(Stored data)
((

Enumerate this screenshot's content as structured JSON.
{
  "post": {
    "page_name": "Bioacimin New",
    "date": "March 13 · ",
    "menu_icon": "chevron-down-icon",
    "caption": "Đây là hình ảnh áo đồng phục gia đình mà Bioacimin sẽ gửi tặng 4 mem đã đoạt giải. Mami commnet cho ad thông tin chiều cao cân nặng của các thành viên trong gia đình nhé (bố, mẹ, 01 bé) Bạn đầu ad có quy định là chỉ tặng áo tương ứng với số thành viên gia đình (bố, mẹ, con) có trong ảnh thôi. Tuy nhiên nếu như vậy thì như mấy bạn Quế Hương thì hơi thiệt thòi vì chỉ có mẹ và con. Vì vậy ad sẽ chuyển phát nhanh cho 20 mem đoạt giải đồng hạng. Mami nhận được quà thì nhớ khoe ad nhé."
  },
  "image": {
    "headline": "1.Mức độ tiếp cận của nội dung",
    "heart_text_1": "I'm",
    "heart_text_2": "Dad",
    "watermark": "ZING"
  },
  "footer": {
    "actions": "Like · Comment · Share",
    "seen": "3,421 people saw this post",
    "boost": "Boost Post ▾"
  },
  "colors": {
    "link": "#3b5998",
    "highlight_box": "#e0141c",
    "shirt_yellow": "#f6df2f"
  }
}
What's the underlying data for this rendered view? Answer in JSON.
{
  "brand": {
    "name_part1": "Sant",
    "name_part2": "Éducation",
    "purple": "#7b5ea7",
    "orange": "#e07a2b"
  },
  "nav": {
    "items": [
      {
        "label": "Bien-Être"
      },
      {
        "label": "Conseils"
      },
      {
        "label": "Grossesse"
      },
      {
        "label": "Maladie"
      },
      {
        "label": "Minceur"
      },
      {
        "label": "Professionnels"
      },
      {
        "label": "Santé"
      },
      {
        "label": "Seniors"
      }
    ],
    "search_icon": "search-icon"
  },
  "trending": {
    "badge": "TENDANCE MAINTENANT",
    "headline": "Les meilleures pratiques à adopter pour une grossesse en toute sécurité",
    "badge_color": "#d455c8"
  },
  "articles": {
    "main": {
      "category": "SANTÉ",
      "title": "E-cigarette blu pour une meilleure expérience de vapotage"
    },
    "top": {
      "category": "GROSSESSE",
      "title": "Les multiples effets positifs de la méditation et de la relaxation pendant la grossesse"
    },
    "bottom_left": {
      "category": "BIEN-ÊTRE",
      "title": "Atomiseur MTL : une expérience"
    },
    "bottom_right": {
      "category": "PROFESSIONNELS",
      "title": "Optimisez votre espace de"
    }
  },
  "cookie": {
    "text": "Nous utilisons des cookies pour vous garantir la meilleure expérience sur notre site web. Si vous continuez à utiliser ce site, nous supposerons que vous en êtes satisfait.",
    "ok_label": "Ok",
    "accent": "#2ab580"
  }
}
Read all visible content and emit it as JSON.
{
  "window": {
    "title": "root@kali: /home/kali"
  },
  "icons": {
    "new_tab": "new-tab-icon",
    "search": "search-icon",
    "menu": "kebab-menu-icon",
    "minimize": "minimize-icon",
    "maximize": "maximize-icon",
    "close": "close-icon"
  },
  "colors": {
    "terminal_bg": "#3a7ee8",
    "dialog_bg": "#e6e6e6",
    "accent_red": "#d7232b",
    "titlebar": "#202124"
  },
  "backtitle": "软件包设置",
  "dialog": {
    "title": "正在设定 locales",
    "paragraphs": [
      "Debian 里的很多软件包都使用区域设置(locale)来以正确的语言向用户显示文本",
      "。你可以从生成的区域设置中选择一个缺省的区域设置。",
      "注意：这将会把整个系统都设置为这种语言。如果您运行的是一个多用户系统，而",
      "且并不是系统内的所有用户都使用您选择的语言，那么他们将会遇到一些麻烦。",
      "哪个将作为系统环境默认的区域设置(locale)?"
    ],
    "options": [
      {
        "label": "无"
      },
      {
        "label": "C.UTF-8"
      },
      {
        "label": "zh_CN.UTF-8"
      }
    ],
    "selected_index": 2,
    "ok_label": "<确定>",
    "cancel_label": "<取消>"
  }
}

))
((

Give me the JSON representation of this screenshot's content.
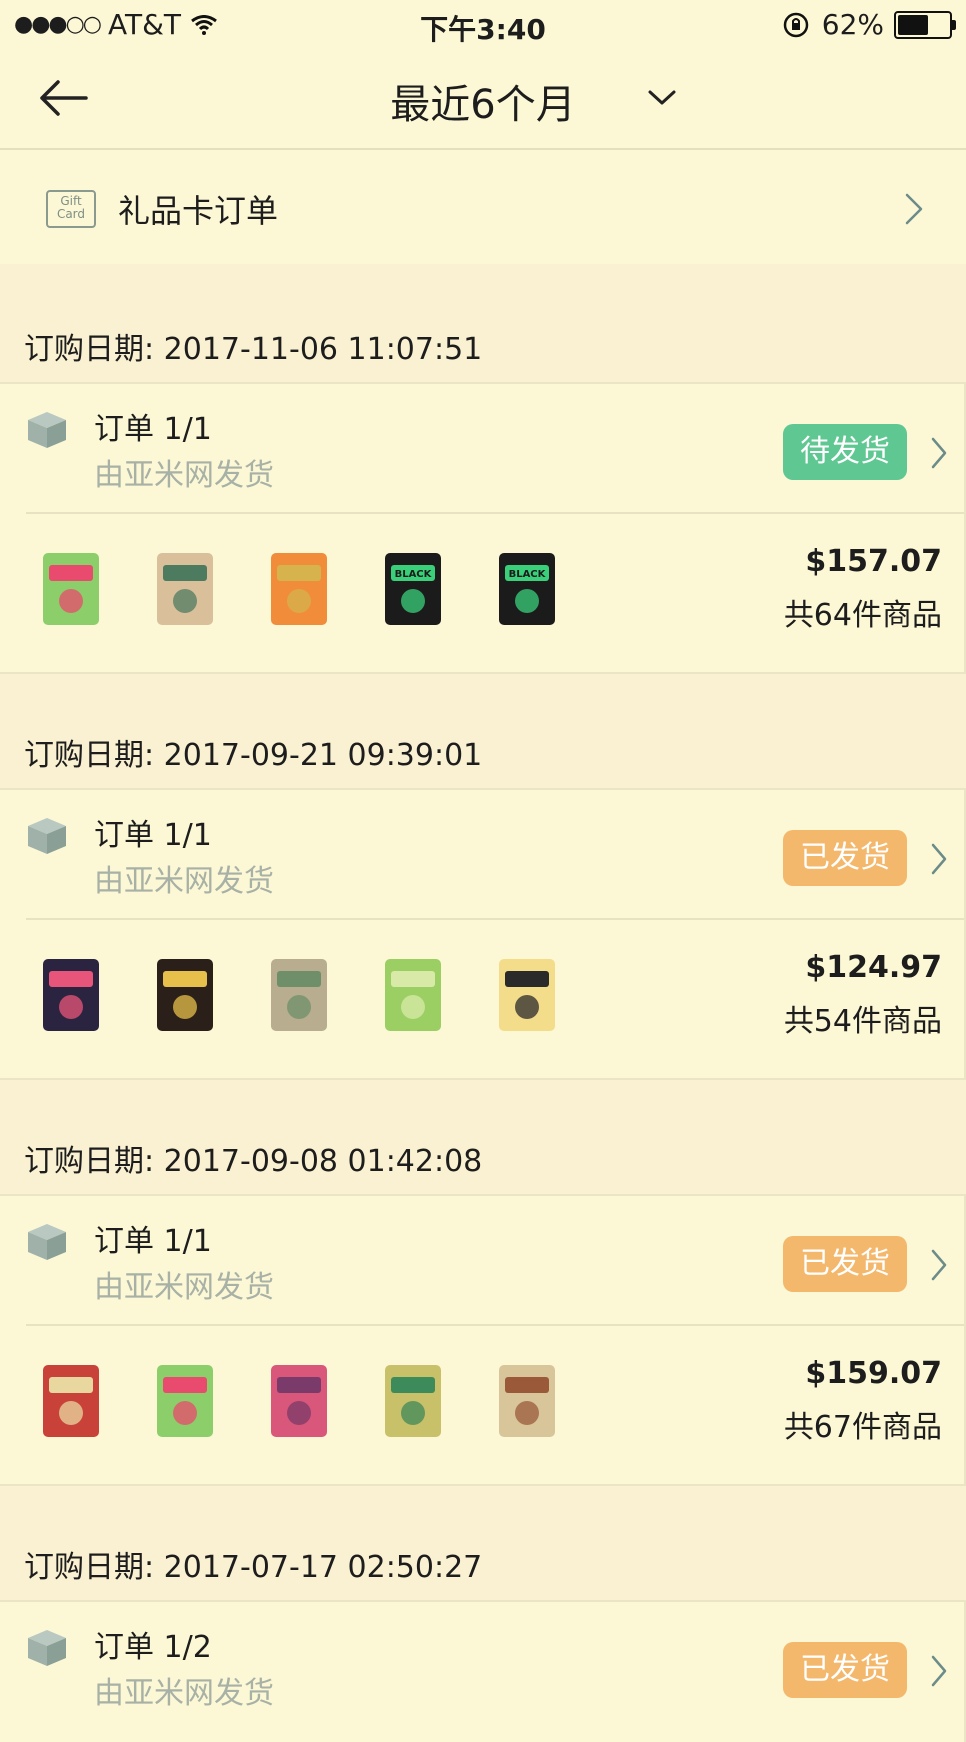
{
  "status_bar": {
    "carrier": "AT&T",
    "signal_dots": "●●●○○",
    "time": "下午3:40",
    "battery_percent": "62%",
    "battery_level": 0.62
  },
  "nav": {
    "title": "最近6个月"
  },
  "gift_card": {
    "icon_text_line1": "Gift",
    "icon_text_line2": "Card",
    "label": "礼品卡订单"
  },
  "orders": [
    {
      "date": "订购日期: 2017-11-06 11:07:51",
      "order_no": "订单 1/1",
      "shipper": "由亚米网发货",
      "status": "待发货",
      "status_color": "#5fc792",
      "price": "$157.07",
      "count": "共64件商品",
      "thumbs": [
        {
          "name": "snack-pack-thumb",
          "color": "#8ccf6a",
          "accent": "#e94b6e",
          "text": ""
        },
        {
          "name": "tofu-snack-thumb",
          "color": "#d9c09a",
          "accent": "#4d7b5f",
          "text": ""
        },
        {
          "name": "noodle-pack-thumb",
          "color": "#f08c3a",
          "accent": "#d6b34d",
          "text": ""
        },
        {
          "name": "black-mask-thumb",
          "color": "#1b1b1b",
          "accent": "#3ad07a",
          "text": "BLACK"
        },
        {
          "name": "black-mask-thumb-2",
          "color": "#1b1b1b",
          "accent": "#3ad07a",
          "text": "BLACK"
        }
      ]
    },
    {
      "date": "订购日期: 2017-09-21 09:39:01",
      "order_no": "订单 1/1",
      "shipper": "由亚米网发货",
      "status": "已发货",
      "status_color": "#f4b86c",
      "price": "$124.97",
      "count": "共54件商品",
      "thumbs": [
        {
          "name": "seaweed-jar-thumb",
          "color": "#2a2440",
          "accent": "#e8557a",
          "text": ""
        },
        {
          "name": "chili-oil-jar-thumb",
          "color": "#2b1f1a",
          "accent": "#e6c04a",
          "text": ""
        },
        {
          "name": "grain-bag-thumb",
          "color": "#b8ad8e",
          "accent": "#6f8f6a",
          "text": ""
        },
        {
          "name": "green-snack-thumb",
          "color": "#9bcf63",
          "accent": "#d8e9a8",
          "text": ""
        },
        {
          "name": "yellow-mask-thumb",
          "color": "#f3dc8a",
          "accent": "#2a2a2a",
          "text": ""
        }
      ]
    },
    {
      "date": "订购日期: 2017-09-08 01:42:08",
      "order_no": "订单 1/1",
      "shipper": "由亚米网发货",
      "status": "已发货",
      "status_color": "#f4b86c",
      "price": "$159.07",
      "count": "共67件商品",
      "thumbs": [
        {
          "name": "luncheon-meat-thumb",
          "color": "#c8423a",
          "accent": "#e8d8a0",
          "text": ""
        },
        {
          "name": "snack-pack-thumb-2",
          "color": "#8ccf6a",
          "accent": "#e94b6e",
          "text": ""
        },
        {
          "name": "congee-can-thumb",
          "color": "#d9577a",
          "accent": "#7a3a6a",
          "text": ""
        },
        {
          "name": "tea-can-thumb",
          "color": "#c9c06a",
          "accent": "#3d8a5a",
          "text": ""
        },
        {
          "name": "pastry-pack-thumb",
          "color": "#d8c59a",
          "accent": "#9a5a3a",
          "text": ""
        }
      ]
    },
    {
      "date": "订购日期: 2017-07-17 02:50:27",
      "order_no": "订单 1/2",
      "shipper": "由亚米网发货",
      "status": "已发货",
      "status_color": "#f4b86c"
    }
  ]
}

))

**TASK REQUIREMENTS:**
Identify each line in the entries with the word "search" and copy it.

**TASK OUTPUT:**
    "search_icon": "search-icon"
    "search": "search-icon",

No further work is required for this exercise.